* [What you have to do] Copy out the lines of the listing exactly, from its first line through the line with "dislike-button[interactable]: 👎 bbox=[548, 631, 578, 655]", both included.

* [Layout region records]
═══

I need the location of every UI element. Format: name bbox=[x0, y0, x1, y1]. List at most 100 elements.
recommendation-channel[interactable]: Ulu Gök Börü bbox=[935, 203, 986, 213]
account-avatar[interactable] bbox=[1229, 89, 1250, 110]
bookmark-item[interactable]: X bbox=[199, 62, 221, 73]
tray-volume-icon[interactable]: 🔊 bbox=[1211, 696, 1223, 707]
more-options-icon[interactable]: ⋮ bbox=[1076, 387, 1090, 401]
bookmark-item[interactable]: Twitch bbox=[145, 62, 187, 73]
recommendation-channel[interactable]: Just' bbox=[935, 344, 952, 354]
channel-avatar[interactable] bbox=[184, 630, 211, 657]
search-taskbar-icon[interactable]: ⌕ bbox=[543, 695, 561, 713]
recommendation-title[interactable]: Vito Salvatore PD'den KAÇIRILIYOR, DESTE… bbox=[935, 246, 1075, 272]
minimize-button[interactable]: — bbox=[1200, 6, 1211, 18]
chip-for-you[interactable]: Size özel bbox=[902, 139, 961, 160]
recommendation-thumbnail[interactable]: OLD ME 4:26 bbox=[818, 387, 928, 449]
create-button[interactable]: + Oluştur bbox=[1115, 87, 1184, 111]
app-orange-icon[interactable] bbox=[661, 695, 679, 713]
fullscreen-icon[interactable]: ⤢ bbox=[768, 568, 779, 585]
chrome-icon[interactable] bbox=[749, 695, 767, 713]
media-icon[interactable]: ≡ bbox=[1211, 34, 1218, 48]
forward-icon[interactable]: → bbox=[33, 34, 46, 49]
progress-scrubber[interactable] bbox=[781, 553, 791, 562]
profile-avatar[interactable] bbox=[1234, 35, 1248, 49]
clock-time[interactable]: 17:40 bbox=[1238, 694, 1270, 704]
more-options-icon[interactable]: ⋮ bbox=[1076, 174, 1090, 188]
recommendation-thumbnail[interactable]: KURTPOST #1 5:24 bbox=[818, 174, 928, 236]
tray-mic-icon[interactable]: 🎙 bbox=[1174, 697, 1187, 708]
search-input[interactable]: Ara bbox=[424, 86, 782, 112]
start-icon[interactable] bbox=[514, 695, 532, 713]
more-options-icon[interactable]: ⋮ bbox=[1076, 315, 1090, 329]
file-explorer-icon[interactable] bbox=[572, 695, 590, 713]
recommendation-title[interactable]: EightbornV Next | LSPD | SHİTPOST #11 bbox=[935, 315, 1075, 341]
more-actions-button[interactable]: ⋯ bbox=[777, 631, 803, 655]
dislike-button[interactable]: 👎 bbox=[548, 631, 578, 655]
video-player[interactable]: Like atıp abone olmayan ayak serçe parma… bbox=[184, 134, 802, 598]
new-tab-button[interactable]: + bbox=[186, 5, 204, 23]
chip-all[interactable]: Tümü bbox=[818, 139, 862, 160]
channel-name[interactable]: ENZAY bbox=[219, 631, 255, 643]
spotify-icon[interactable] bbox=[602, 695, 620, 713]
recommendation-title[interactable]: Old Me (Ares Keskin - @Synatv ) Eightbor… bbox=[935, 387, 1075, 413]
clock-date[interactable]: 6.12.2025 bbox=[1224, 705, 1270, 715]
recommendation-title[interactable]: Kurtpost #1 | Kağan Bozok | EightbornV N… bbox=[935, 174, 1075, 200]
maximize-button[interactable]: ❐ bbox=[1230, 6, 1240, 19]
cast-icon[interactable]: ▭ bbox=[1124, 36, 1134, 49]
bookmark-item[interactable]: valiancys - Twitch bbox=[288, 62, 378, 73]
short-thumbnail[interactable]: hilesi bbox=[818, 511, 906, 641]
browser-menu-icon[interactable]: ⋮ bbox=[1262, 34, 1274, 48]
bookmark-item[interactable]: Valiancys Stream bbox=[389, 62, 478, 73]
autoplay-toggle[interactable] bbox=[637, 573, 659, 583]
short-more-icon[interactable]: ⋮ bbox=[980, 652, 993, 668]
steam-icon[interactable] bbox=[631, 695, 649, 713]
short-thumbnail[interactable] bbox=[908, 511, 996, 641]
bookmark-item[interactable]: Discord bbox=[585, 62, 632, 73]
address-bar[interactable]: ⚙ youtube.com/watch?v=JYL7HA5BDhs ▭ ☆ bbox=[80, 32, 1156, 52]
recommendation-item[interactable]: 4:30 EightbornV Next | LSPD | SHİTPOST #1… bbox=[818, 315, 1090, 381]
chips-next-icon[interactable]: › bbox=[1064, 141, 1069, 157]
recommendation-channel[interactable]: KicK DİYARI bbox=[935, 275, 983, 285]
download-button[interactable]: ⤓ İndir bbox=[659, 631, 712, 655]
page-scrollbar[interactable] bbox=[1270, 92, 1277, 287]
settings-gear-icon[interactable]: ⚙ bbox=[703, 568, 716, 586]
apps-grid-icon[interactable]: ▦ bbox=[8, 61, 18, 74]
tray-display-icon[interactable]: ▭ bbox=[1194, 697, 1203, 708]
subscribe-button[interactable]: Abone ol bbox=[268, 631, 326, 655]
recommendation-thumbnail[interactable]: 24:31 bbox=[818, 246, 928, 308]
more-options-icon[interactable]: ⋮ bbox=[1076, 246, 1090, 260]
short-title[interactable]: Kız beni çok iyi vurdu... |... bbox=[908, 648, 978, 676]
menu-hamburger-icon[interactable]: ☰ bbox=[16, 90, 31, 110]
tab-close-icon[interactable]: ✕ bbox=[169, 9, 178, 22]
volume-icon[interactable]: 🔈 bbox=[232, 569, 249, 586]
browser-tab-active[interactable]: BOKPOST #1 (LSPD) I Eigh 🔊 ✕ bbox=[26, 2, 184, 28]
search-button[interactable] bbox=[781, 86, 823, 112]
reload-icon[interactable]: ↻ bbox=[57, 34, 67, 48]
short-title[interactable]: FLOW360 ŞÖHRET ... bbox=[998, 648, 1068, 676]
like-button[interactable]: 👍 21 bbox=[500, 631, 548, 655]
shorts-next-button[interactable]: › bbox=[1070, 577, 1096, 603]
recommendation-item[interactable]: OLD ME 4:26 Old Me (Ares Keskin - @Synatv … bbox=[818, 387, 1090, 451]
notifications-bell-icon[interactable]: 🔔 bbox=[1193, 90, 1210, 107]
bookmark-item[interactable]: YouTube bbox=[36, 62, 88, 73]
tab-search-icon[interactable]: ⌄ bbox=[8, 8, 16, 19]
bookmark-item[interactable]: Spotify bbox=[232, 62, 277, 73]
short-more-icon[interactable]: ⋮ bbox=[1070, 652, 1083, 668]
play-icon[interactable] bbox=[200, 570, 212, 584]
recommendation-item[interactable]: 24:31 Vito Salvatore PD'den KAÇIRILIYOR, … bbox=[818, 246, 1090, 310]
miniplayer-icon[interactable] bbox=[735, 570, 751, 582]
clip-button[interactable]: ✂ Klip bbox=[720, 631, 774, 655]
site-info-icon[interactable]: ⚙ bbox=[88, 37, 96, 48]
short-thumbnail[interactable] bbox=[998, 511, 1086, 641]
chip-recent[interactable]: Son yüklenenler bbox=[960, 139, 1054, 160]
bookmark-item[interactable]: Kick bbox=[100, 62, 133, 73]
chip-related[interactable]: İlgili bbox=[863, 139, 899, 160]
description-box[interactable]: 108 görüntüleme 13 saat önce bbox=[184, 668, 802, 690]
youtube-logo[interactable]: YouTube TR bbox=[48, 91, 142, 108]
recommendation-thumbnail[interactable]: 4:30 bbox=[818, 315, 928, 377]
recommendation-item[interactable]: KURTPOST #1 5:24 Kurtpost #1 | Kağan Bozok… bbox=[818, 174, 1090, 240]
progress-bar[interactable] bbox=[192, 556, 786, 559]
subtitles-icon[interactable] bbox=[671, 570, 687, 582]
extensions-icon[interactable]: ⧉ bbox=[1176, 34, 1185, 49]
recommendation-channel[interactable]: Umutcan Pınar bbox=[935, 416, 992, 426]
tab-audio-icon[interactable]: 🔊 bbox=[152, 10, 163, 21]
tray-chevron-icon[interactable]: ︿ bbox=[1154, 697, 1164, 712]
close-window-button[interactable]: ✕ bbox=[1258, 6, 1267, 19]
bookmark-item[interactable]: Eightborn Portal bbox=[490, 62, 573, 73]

═══

* [Expected answer]
I need the location of every UI element. Format: name bbox=[x0, y0, x1, y1]. List at most 100 elements.
recommendation-channel[interactable]: Ulu Gök Börü bbox=[935, 203, 986, 213]
account-avatar[interactable] bbox=[1229, 89, 1250, 110]
bookmark-item[interactable]: X bbox=[199, 62, 221, 73]
tray-volume-icon[interactable]: 🔊 bbox=[1211, 696, 1223, 707]
more-options-icon[interactable]: ⋮ bbox=[1076, 387, 1090, 401]
bookmark-item[interactable]: Twitch bbox=[145, 62, 187, 73]
recommendation-channel[interactable]: Just' bbox=[935, 344, 952, 354]
channel-avatar[interactable] bbox=[184, 630, 211, 657]
search-taskbar-icon[interactable]: ⌕ bbox=[543, 695, 561, 713]
recommendation-title[interactable]: Vito Salvatore PD'den KAÇIRILIYOR, DESTE… bbox=[935, 246, 1075, 272]
minimize-button[interactable]: — bbox=[1200, 6, 1211, 18]
chip-for-you[interactable]: Size özel bbox=[902, 139, 961, 160]
recommendation-thumbnail[interactable]: OLD ME 4:26 bbox=[818, 387, 928, 449]
create-button[interactable]: + Oluştur bbox=[1115, 87, 1184, 111]
app-orange-icon[interactable] bbox=[661, 695, 679, 713]
fullscreen-icon[interactable]: ⤢ bbox=[768, 568, 779, 585]
chrome-icon[interactable] bbox=[749, 695, 767, 713]
media-icon[interactable]: ≡ bbox=[1211, 34, 1218, 48]
forward-icon[interactable]: → bbox=[33, 34, 46, 49]
progress-scrubber[interactable] bbox=[781, 553, 791, 562]
profile-avatar[interactable] bbox=[1234, 35, 1248, 49]
clock-time[interactable]: 17:40 bbox=[1238, 694, 1270, 704]
more-options-icon[interactable]: ⋮ bbox=[1076, 174, 1090, 188]
recommendation-thumbnail[interactable]: KURTPOST #1 5:24 bbox=[818, 174, 928, 236]
tray-mic-icon[interactable]: 🎙 bbox=[1174, 697, 1187, 708]
search-input[interactable]: Ara bbox=[424, 86, 782, 112]
start-icon[interactable] bbox=[514, 695, 532, 713]
more-options-icon[interactable]: ⋮ bbox=[1076, 315, 1090, 329]
file-explorer-icon[interactable] bbox=[572, 695, 590, 713]
recommendation-title[interactable]: EightbornV Next | LSPD | SHİTPOST #11 bbox=[935, 315, 1075, 341]
more-actions-button[interactable]: ⋯ bbox=[777, 631, 803, 655]
dislike-button[interactable]: 👎 bbox=[548, 631, 578, 655]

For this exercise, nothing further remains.